**PROBLEM**:
What is needed is a copy of each line in the listing that contains "gaps".

──────

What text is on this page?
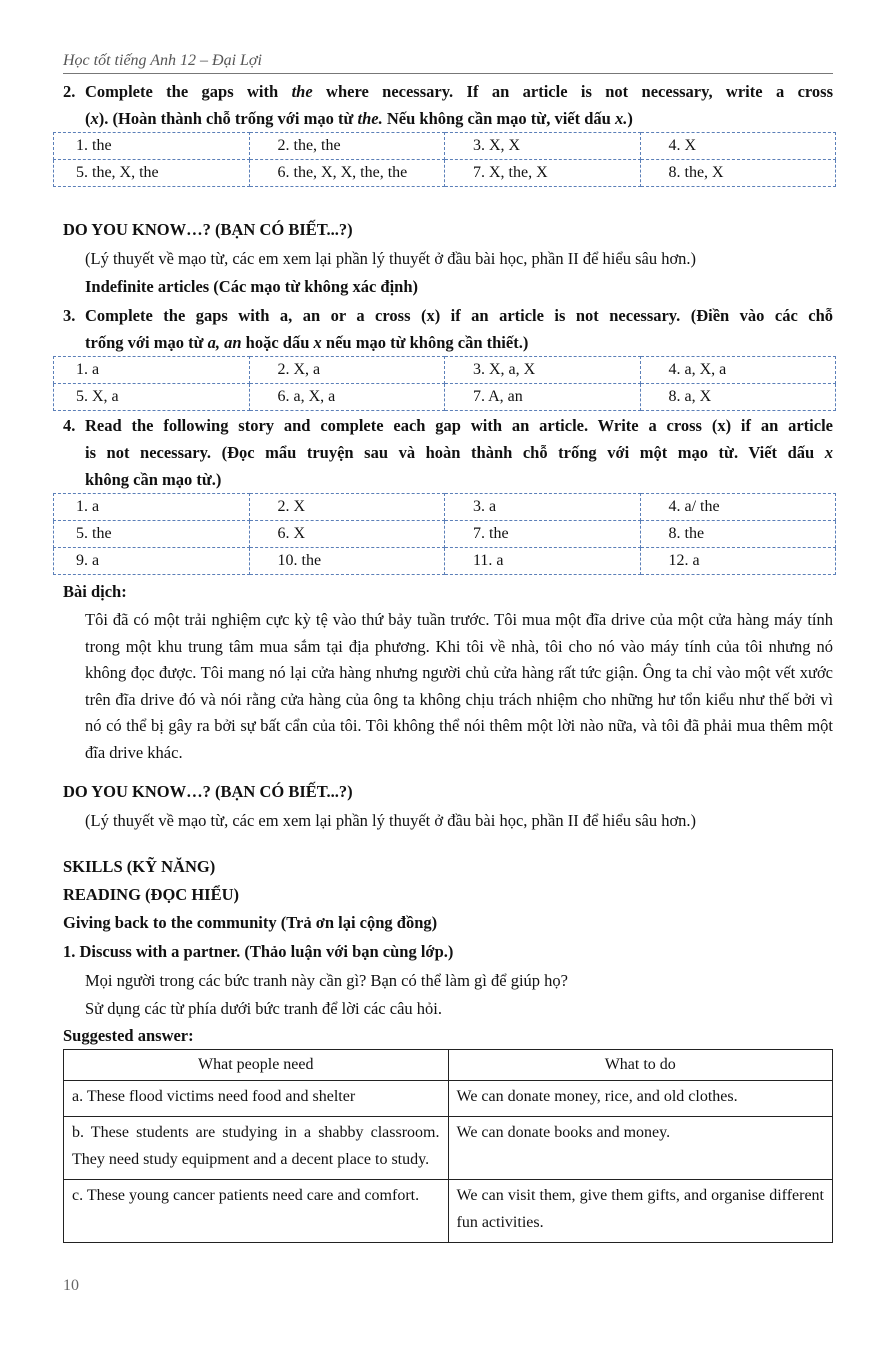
Học tốt tiếng Anh 12 – Đại Lợi
2. Complete the gaps with the where necessary. If an article is not necessary, write a cross
(x). (Hoàn thành chỗ trống với mạo từ the. Nếu không cần mạo từ, viết dấu x.)
1. the	2. the, the	3. X, X	4. X
5. the, X, the	6. the, X, X, the, the	7. X, the, X	8. the, X
DO YOU KNOW…? (BẠN CÓ BIẾT...?)
(Lý thuyết về mạo từ, các em xem lại phần lý thuyết ở đầu bài học, phần II để hiểu sâu hơn.)
Indefinite articles (Các mạo từ không xác định)
3. Complete the gaps with a, an or a cross (x) if an article is not necessary. (Điền vào các chỗ
trống với mạo từ a, an hoặc dấu x nếu mạo từ không cần thiết.)
1. a	2. X, a	3. X, a, X	4. a, X, a
5. X, a	6. a, X, a	7. A, an	8. a, X
4. Read the following story and complete each gap with an article. Write a cross (x) if an article
is not necessary. (Đọc mẩu truyện sau và hoàn thành chỗ trống với một mạo từ. Viết dấu x
không cần mạo từ.)
1. a	2. X	3. a	4. a/ the
5. the	6. X	7. the	8. the
9. a	10. the	11. a	12. a
Bài dịch:
Tôi đã có một trải nghiệm cực kỳ tệ vào thứ bảy tuần trước. Tôi mua một đĩa drive của một cửa hàng máy tính trong một khu trung tâm mua sắm tại địa phương. Khi tôi về nhà, tôi cho nó vào máy tính của tôi nhưng nó không đọc được. Tôi mang nó lại cửa hàng nhưng người chủ cửa hàng rất tức giận. Ông ta chỉ vào một vết xước trên đĩa drive đó và nói rằng cửa hàng của ông ta không chịu trách nhiệm cho những hư tổn kiểu như thế bởi vì nó có thể bị gây ra bởi sự bất cẩn của tôi. Tôi không thể nói thêm một lời nào nữa, và tôi đã phải mua thêm một đĩa drive khác.
DO YOU KNOW…? (BẠN CÓ BIẾT...?)
(Lý thuyết về mạo từ, các em xem lại phần lý thuyết ở đầu bài học, phần II để hiểu sâu hơn.)
SKILLS (KỸ NĂNG)
READING (ĐỌC HIỂU)
Giving back to the community (Trả ơn lại cộng đồng)
1. Discuss with a partner. (Thảo luận với bạn cùng lớp.)
Mọi người trong các bức tranh này cần gì? Bạn có thể làm gì để giúp họ?
Sử dụng các từ phía dưới bức tranh để lời các câu hỏi.
Suggested answer:
What people need	What to do
a. These flood victims need food and shelter	We can donate money, rice, and old clothes.
b. These students are studying in a shabby classroom. They need study equipment and a decent place to study.	We can donate books and money.
c. These young cancer patients need care and comfort.	We can visit them, give them gifts, and organise different fun activities.
10
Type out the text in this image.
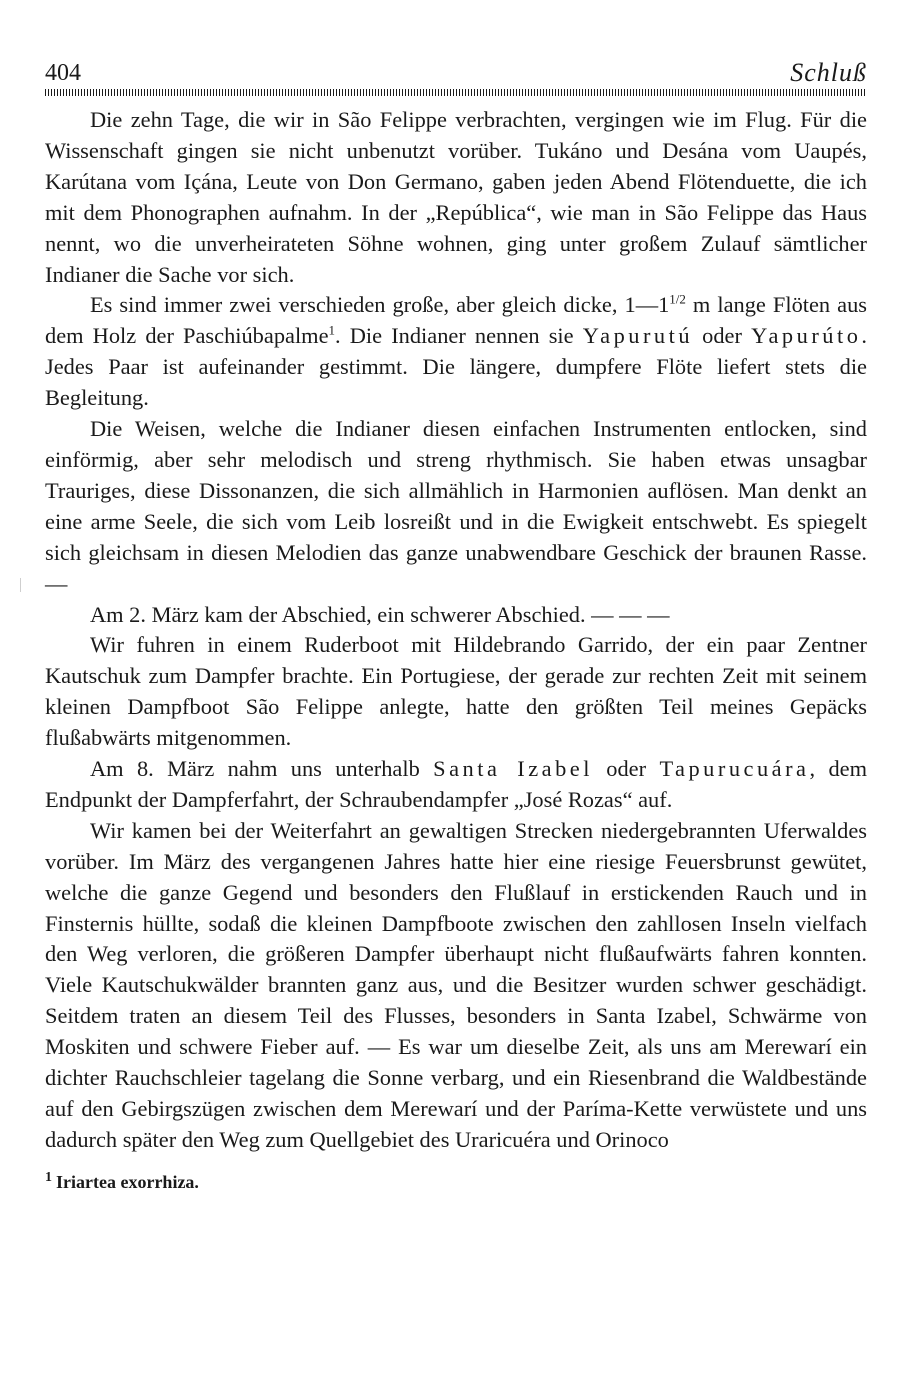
404	Schluß

Die zehn Tage, die wir in São Felippe verbrachten, vergingen wie im Flug. Für die Wissenschaft gingen sie nicht unbenutzt vorüber. Tukáno und Desána vom Uaupés, Karútana vom Içána, Leute von Don Germano, gaben jeden Abend Flötenduette, die ich mit dem Phonographen aufnahm. In der „República“, wie man in São Felippe das Haus nennt, wo die unverheirateten Söhne wohnen, ging unter großem Zulauf sämtlicher Indianer die Sache vor sich.

Es sind immer zwei verschieden große, aber gleich dicke, $1—1^{1/2}$ m lange Flöten aus dem Holz der Paschiúbapalme$^1$. Die Indianer nennen sie Yapurutú oder Yapurúto. Jedes Paar ist aufeinander gestimmt. Die längere, dumpfere Flöte liefert stets die Begleitung.

Die Weisen, welche die Indianer diesen einfachen Instrumenten entlocken, sind einförmig, aber sehr melodisch und streng rhythmisch. Sie haben etwas unsagbar Trauriges, diese Dissonanzen, die sich allmählich in Harmonien auflösen. Man denkt an eine arme Seele, die sich vom Leib losreißt und in die Ewigkeit entschwebt. Es spiegelt sich gleichsam in diesen Melodien das ganze unabwendbare Geschick der braunen Rasse. —

Am 2. März kam der Abschied, ein schwerer Abschied. — — —

Wir fuhren in einem Ruderboot mit Hildebrando Garrido, der ein paar Zentner Kautschuk zum Dampfer brachte. Ein Portugiese, der gerade zur rechten Zeit mit seinem kleinen Dampfboot São Felippe anlegte, hatte den größten Teil meines Gepäcks flußabwärts mitgenommen.

Am 8. März nahm uns unterhalb Santa Izabel oder Tapurucuára, dem Endpunkt der Dampferfahrt, der Schraubendampfer „José Rozas“ auf.

Wir kamen bei der Weiterfahrt an gewaltigen Strecken niedergebrannten Uferwaldes vorüber. Im März des vergangenen Jahres hatte hier eine riesige Feuersbrunst gewütet, welche die ganze Gegend und besonders den Flußlauf in erstickenden Rauch und in Finsternis hüllte, sodaß die kleinen Dampfboote zwischen den zahllosen Inseln vielfach den Weg verloren, die größeren Dampfer überhaupt nicht flußaufwärts fahren konnten. Viele Kautschukwälder brannten ganz aus, und die Besitzer wurden schwer geschädigt. Seitdem traten an diesem Teil des Flusses, besonders in Santa Izabel, Schwärme von Moskiten und schwere Fieber auf. — Es war um dieselbe Zeit, als uns am Merewarí ein dichter Rauchschleier tagelang die Sonne verbarg, und ein Riesenbrand die Waldbestände auf den Gebirgszügen zwischen dem Merewarí und der Paríma-Kette verwüstete und uns dadurch später den Weg zum Quellgebiet des Uraricuéra und Orinoco

$^1$ Iriartea exorrhiza.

──────

**TASK RESPONSE**:
2. Complete the gaps with the where necessary. If an article is not necessary, write a cross
3. Complete the gaps with a, an or a cross (x) if an article is not necessary. (Điền vào các chỗ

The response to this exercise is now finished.